* BEGIN *
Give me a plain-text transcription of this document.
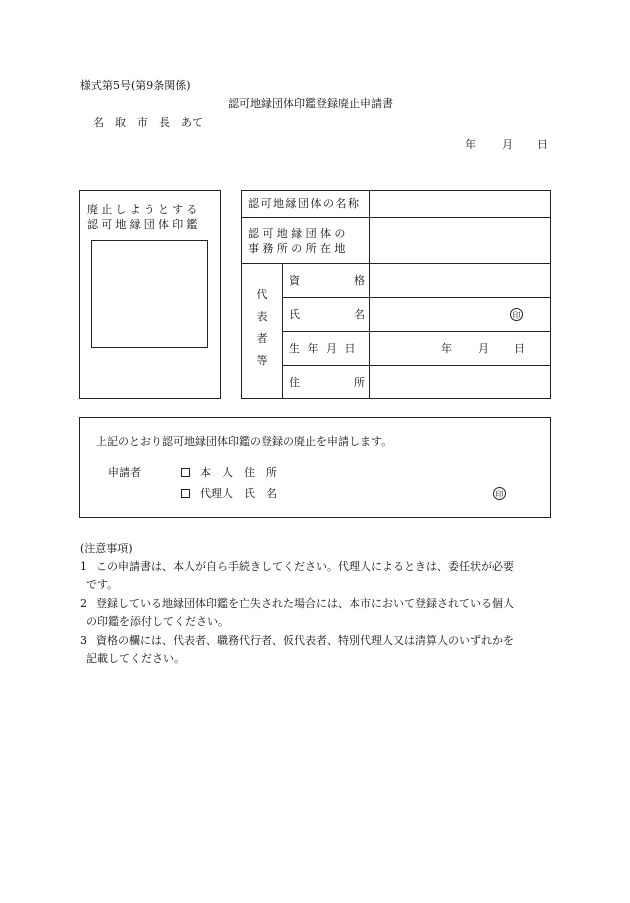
様式第5号(第9条関係)
認可地縁団体印鑑登録廃止申請書
名　取　市　長　あて
年 月 日
廃止しようとする
認可地縁団体印鑑
認可地縁団体の名称
認可地縁団体の
事務所の所在地
代
表
者
等
資	格
氏	名	印
生 年 月 日	年 月 日
住	所
上記のとおり認可地縁団体印鑑の登録の廃止を申請します。
申請者	本　人　住　所
代理人　氏　名	印
(注意事項)
1 この申請書は、本人が自ら手続きしてください。代理人によるときは、委任状が必要
です。
2 登録している地縁団体印鑑を亡失された場合には、本市において登録されている個人
の印鑑を添付してください。
3 資格の欄には、代表者、職務代行者、仮代表者、特別代理人又は清算人のいずれかを
記載してください。
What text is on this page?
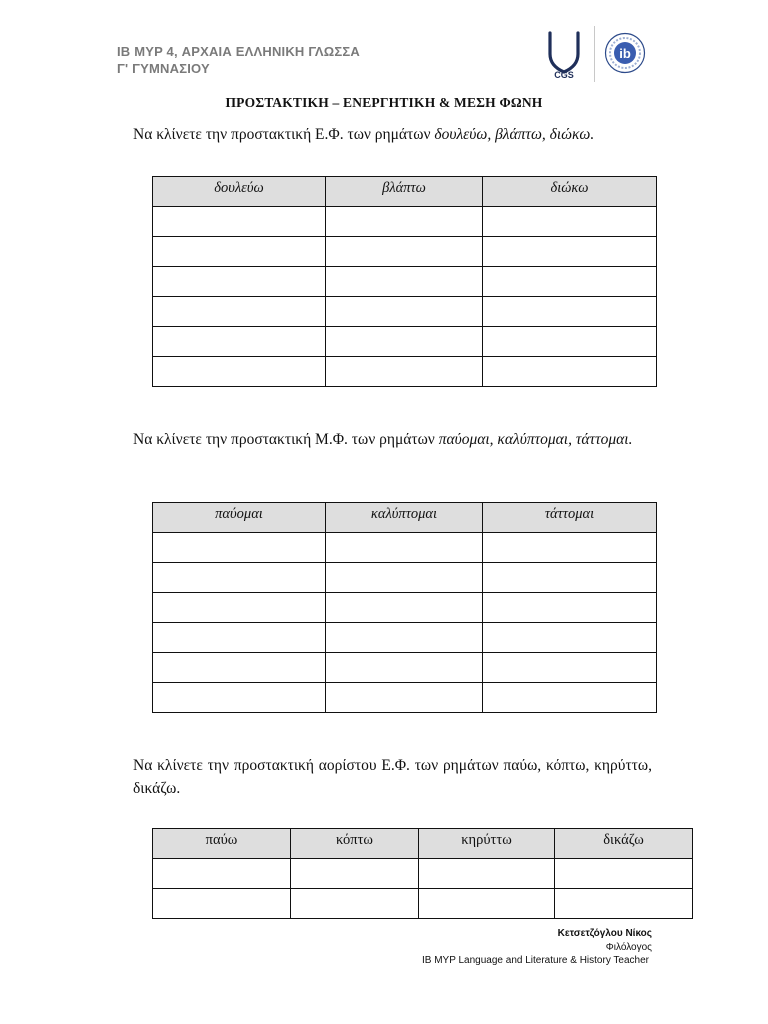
IB MYP 4, ΑΡΧΑΙΑ ΕΛΛΗΝΙΚΗ ΓΛΩΣΣΑ
Γ' ΓΥΜΝΑΣΙΟΥ	CGS
ib
ΠΡΟΣΤΑΚΤΙΚΗ – ΕΝΕΡΓΗΤΙΚΗ & ΜΕΣΗ ΦΩΝΗ
Να κλίνετε την προστακτική Ε.Φ. των ρημάτων δουλεύω, βλάπτω, διώκω.
δουλεύω	βλάπτω	διώκω

Να κλίνετε την προστακτική Μ.Φ. των ρημάτων παύομαι, καλύπτομαι, τάττομαι.
παύομαι	καλύπτομαι	τάττομαι

Να κλίνετε την προστακτική αορίστου Ε.Φ. των ρημάτων παύω, κόπτω, κηρύττω, δικάζω.
παύω	κόπτω	κηρύττω	δικάζω

Κετσετζόγλου Νίκος
Φιλόλογος
IB MYP Language and Literature & History Teacher
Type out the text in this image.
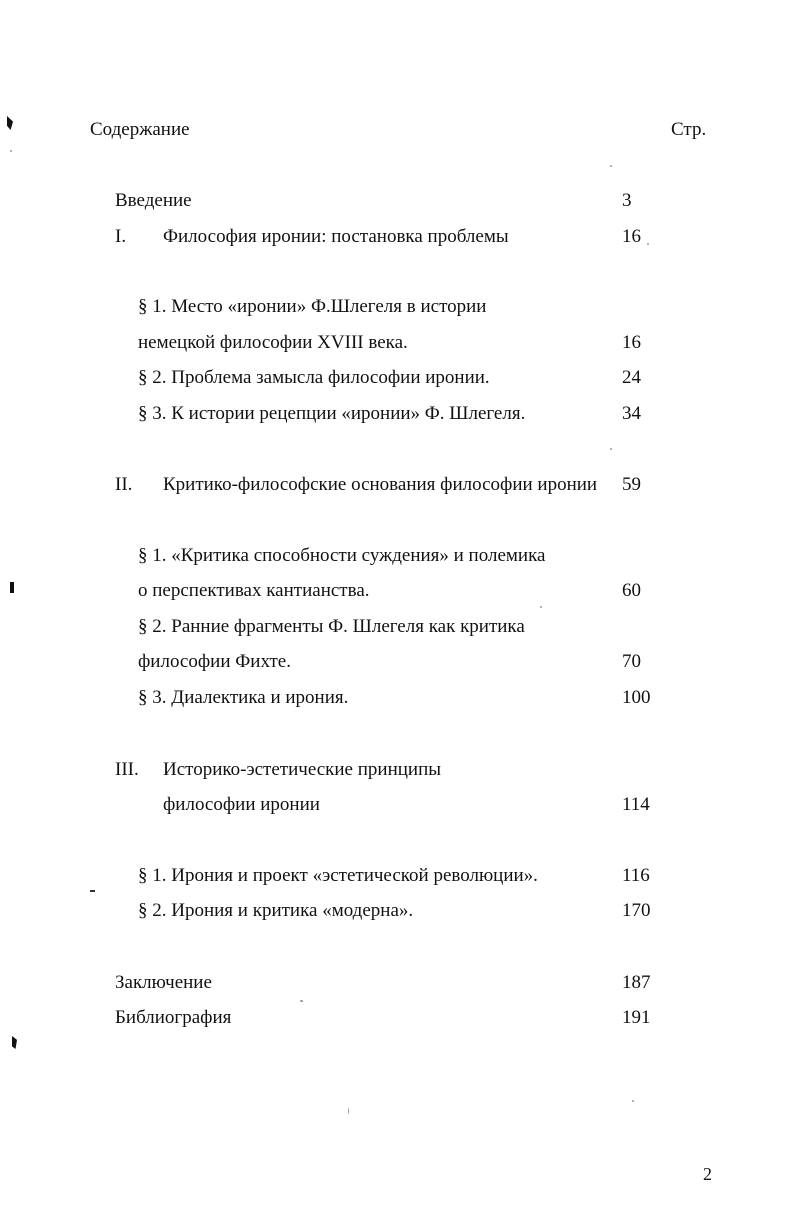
Содержание	Стр.
Введение	3
I. Философия иронии: постановка проблемы	16
§ 1. Место «иронии» Ф.Шлегеля в истории
немецкой философии XVIII века.	16
§ 2. Проблема замысла философии иронии.	24
§ 3. К истории рецепции «иронии» Ф. Шлегеля.	34
II. Критико-философские основания философии иронии 59
§ 1. «Критика способности суждения» и полемика
о перспективах кантианства.	60
§ 2. Ранние фрагменты Ф. Шлегеля как критика
философии Фихте.	70
§ 3. Диалектика и ирония.	100
III. Историко-эстетические принципы
философии иронии	114
§ 1. Ирония и проект «эстетической революции».	116
§ 2. Ирония и критика «модерна».	170
Заключение	187
Библиография	191
2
* END *
Show each line of the listing that holds the string "Шлегеля".

_Final result_
§ 1. Место «иронии» Ф.Шлегеля в истории
§ 3. К истории рецепции «иронии» Ф. Шлегеля.	34
§ 2. Ранние фрагменты Ф. Шлегеля как критика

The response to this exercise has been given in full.